━━━━━ DATASET RECORDS

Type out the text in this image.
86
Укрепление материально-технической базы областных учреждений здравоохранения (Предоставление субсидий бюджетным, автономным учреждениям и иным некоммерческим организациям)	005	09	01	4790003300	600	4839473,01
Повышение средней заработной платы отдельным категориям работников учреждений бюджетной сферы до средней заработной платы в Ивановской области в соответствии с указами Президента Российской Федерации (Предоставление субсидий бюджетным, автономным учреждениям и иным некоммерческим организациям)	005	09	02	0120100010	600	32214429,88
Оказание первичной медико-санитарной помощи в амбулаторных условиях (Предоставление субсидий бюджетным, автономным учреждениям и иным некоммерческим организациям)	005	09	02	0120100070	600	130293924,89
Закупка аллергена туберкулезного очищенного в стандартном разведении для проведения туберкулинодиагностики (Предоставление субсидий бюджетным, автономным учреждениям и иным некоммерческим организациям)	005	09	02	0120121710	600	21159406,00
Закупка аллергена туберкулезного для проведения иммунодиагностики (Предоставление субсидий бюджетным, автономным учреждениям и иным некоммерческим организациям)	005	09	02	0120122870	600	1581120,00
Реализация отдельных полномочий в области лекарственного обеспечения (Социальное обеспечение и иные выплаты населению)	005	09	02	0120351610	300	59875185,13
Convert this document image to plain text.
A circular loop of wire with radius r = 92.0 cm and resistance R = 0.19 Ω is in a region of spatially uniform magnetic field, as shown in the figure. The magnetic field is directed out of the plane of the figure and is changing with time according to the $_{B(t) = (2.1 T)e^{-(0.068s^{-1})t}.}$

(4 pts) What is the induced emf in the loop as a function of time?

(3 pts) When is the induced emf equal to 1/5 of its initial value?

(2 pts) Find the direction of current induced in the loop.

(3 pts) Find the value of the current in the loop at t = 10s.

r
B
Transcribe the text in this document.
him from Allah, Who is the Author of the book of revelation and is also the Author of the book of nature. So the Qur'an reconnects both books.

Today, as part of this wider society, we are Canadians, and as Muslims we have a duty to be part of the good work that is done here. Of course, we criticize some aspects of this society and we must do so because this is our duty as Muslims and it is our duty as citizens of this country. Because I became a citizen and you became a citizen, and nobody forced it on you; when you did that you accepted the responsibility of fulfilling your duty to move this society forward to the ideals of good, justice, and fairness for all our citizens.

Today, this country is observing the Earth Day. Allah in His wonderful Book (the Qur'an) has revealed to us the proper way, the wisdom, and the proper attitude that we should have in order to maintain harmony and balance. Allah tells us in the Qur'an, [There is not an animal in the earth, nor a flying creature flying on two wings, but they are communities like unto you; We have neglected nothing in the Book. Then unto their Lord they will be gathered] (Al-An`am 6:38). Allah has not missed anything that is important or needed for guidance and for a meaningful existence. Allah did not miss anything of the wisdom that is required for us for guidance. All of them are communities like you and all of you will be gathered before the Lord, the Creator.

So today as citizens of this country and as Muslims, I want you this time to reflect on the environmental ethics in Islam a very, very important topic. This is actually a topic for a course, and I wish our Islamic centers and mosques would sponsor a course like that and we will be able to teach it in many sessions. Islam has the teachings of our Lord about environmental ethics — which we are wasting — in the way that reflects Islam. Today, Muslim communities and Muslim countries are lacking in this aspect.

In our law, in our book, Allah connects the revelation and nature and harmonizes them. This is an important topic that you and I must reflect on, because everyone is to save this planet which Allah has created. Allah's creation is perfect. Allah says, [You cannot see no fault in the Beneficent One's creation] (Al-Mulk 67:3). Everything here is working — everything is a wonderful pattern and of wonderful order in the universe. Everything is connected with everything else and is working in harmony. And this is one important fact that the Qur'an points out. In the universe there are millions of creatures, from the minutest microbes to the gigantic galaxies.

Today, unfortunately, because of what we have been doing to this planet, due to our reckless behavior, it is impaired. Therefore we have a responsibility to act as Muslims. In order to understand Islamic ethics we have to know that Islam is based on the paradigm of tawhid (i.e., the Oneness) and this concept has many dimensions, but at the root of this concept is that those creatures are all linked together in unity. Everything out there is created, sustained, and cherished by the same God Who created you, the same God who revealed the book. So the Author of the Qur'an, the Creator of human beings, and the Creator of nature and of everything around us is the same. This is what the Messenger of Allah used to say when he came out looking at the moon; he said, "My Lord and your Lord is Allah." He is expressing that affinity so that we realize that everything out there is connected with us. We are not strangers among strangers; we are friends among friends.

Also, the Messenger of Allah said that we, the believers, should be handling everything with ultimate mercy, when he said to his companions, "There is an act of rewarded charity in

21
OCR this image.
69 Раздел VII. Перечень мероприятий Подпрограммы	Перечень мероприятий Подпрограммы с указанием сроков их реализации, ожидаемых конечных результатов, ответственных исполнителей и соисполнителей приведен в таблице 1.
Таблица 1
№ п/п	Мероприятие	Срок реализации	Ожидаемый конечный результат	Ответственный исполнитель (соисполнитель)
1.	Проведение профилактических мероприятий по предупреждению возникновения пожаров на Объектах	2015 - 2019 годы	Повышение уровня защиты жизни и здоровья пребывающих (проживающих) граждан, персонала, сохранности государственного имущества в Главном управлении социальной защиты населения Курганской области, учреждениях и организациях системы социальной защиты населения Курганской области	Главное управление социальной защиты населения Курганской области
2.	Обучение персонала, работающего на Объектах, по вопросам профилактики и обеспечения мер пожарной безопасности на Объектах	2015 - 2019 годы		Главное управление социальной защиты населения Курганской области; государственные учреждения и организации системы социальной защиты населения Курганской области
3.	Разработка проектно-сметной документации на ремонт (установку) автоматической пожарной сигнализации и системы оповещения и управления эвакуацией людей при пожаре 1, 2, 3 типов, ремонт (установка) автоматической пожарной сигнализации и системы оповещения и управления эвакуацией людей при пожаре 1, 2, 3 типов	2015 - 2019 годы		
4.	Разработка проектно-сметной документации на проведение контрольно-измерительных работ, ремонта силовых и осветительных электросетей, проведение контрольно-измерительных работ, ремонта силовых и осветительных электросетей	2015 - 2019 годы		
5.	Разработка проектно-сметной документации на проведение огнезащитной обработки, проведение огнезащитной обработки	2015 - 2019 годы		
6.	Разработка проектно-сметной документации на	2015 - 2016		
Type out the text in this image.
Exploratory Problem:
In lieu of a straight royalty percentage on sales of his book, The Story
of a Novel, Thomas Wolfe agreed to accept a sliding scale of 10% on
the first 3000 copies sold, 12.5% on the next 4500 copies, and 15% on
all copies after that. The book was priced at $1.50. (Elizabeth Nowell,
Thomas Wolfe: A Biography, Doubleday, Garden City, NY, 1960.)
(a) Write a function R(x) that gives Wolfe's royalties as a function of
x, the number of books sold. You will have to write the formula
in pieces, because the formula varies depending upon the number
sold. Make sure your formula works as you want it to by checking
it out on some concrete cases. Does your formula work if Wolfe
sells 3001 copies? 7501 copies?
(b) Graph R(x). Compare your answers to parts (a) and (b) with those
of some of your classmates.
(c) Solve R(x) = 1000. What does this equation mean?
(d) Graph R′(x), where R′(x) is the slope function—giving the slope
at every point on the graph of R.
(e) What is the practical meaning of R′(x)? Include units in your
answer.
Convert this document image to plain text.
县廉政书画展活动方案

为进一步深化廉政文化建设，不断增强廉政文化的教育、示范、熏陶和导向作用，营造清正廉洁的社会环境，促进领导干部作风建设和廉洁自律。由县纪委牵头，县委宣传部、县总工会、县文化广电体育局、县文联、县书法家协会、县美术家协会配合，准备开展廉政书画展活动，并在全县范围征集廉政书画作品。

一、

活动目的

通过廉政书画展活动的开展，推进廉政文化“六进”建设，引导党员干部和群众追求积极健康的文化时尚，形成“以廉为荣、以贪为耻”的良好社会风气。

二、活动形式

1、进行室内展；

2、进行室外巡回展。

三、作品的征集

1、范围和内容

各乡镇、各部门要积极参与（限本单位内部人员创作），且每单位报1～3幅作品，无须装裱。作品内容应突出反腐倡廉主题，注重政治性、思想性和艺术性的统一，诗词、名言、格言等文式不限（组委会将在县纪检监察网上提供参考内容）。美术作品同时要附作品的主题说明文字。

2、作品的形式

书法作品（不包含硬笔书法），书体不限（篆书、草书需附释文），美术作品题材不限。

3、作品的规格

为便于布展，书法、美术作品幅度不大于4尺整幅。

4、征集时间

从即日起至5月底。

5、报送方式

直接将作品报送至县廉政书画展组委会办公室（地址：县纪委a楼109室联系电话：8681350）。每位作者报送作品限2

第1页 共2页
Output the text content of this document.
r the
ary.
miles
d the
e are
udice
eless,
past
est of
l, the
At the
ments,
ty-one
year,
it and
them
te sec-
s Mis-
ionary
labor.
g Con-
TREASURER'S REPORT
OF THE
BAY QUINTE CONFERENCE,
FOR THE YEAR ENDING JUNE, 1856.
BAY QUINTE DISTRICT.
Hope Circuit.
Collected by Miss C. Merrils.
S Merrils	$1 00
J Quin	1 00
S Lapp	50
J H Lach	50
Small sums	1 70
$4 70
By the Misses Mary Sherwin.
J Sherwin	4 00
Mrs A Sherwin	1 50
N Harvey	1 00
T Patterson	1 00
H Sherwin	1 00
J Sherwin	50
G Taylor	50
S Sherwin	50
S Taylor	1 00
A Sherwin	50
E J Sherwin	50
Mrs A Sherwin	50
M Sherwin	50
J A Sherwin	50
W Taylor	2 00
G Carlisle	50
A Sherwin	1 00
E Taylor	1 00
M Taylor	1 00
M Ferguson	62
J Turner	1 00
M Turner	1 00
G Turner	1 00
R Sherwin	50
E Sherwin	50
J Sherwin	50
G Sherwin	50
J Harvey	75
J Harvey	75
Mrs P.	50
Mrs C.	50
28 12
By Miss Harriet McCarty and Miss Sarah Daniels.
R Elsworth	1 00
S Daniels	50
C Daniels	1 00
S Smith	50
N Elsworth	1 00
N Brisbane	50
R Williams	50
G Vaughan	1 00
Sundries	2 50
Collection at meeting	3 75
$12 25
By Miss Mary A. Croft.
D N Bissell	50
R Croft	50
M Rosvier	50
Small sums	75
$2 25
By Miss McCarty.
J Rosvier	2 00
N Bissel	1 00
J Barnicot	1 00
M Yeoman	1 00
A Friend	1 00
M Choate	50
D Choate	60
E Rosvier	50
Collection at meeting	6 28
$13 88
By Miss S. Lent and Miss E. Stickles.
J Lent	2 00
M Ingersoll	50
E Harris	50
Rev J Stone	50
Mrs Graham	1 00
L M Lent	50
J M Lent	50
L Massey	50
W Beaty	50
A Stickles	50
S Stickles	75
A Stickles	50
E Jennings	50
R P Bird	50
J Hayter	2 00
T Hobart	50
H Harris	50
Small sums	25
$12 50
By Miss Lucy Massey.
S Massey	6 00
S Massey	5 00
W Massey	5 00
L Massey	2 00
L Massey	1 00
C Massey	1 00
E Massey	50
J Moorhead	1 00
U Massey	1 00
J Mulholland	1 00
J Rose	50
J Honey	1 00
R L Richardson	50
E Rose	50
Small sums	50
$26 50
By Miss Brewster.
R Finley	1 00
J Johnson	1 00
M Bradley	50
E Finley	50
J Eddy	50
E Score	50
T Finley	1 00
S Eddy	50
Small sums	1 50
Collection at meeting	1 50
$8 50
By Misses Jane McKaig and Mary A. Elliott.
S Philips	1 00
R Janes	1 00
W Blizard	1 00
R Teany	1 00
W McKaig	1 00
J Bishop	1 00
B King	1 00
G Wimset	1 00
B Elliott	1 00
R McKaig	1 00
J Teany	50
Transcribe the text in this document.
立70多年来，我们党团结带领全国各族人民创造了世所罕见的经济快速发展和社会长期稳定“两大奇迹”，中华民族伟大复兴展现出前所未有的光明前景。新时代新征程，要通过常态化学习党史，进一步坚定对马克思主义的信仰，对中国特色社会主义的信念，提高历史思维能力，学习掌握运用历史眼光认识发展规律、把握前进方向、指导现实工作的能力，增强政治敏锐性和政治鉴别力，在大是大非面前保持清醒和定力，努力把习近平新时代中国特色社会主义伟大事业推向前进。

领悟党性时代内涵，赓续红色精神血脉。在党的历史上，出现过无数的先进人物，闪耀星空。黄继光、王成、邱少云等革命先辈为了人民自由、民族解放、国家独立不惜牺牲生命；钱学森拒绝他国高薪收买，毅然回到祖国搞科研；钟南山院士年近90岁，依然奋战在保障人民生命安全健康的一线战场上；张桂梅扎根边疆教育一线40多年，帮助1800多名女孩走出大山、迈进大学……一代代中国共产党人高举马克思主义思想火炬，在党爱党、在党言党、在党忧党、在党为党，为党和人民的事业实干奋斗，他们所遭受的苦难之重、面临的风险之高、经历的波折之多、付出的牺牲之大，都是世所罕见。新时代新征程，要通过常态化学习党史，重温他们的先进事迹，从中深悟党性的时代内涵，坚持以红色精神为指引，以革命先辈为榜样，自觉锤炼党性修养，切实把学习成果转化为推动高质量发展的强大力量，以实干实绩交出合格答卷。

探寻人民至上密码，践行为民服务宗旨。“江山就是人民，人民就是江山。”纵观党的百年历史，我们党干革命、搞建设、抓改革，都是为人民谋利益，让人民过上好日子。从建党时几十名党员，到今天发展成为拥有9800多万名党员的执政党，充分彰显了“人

━━━━━━━━━━

Only a number is expected here: the count of lines in the listing that hold the string "induced".

▶ **SOLUTION TO THE EXERCISE**:
3